• [Given request]:
Bring together all lines of the material below that contain the string "mail".

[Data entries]
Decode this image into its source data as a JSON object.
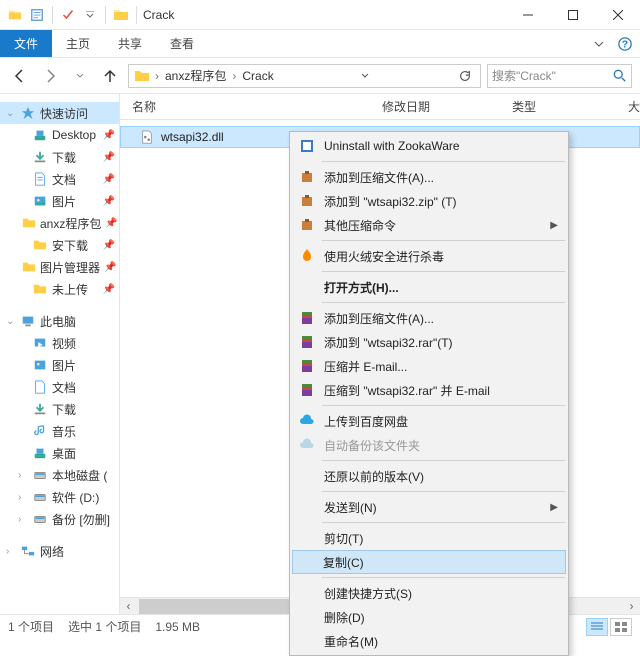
{
  "window": {
    "title": "Crack"
  },
  "ribbon": {
    "file": "文件",
    "home": "主页",
    "share": "共享",
    "view": "查看"
  },
  "breadcrumb": {
    "seg1": "anxz程序包",
    "seg2": "Crack"
  },
  "search": {
    "placeholder": "搜索\"Crack\""
  },
  "sidebar": {
    "quick": "快速访问",
    "items": [
      "Desktop",
      "下载",
      "文档",
      "图片",
      "anxz程序包",
      "安下载",
      "图片管理器",
      "未上传"
    ],
    "thispc": "此电脑",
    "pc_items": [
      "视频",
      "图片",
      "文档",
      "下载",
      "音乐",
      "桌面",
      "本地磁盘 (",
      "软件 (D:)",
      "备份 [勿删]"
    ],
    "network": "网络"
  },
  "columns": {
    "name": "名称",
    "date": "修改日期",
    "type": "类型",
    "size": "大"
  },
  "file": {
    "name": "wtsapi32.dll"
  },
  "context": {
    "uninstall": "Uninstall with ZookaWare",
    "addzip": "添加到压缩文件(A)...",
    "addzip2": "添加到 \"wtsapi32.zip\" (T)",
    "otherzip": "其他压缩命令",
    "huorong": "使用火绒安全进行杀毒",
    "openwith": "打开方式(H)...",
    "addrar": "添加到压缩文件(A)...",
    "addrar2": "添加到 \"wtsapi32.rar\"(T)",
    "rarmail": "压缩并 E-mail...",
    "rarmail2": "压缩到 \"wtsapi32.rar\" 并 E-mail",
    "baidu": "上传到百度网盘",
    "autobak": "自动备份该文件夹",
    "restore": "还原以前的版本(V)",
    "sendto": "发送到(N)",
    "cut": "剪切(T)",
    "copy": "复制(C)",
    "shortcut": "创建快捷方式(S)",
    "delete": "删除(D)",
    "rename": "重命名(M)"
  },
  "status": {
    "count": "1 个项目",
    "selected": "选中 1 个项目",
    "size": "1.95 MB"
  },
  "colors": {
    "accent": "#1979ca",
    "selection": "#cce8ff"
  }
}
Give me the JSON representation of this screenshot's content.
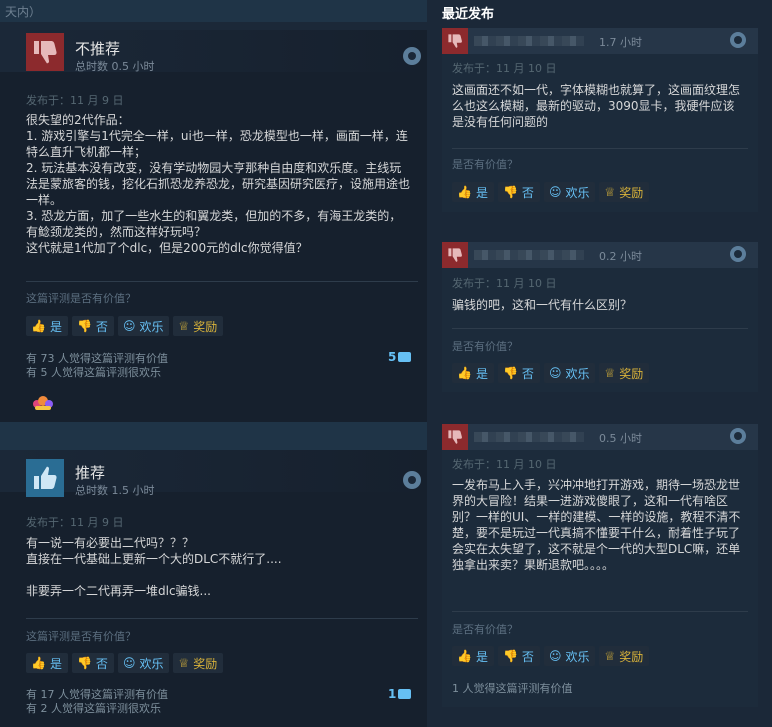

• [Solution to the exercise]:
    "rarmail": "压缩并 E-mail...",
    "rarmail2": "压缩到 \"wtsapi32.rar\" 并 E-mail",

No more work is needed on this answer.